Records follow. Pull out every line that contains "content".

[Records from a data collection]
────────────────────────────────────────
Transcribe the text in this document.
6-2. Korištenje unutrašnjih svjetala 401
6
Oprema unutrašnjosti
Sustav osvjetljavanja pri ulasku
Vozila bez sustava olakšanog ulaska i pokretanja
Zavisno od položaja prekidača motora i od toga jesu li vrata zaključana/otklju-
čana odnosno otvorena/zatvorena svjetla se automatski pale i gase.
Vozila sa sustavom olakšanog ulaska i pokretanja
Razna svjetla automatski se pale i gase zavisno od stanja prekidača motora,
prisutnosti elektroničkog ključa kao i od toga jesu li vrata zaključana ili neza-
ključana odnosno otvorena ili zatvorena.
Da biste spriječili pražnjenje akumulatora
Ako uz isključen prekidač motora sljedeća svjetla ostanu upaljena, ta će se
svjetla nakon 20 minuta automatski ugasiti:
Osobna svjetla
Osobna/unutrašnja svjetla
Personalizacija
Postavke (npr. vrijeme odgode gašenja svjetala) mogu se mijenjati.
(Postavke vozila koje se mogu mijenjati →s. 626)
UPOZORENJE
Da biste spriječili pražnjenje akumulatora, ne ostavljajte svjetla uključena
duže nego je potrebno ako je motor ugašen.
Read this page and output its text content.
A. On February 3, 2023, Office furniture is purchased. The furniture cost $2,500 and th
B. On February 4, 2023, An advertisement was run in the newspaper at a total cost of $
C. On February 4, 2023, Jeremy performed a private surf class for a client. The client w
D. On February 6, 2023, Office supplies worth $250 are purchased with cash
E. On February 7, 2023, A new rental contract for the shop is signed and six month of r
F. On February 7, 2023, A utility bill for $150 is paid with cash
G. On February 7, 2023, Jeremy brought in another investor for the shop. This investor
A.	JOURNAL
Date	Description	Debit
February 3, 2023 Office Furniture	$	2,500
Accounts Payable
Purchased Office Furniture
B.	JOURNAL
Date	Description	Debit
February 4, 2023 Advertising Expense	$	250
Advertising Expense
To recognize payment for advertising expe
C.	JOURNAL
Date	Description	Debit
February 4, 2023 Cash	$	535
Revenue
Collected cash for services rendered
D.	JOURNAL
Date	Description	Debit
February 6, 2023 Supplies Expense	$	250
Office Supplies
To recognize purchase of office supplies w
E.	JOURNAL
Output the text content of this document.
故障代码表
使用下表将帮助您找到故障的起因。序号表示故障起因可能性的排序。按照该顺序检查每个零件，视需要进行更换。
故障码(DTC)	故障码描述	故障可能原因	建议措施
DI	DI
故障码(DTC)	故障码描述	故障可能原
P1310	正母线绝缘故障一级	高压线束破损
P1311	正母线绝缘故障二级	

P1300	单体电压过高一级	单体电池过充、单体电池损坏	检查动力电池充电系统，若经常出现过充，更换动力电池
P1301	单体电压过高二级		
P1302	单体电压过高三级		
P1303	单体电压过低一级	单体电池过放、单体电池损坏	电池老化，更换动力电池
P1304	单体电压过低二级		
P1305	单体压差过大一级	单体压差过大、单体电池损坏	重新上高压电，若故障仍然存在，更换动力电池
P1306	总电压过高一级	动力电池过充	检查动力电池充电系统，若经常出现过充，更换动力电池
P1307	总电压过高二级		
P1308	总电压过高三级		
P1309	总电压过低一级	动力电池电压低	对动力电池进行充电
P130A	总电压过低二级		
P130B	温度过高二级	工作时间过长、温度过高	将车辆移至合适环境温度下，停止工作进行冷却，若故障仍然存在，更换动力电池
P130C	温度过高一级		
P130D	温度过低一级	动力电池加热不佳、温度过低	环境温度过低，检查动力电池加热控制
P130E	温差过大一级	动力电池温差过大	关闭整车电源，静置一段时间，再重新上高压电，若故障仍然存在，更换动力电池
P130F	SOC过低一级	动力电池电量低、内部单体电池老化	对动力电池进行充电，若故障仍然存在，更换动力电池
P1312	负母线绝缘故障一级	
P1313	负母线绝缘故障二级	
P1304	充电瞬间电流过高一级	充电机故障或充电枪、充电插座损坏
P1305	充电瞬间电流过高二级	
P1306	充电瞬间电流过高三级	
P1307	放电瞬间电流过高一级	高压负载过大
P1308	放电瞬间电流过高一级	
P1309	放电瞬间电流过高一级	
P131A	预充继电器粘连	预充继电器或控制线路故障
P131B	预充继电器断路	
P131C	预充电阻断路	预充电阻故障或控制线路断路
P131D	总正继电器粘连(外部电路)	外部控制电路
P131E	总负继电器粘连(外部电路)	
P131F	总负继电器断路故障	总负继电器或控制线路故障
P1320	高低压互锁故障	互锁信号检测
────────────────────────────────────────
* Worked answer
Read this page and output its text content.
Output the text content of this document.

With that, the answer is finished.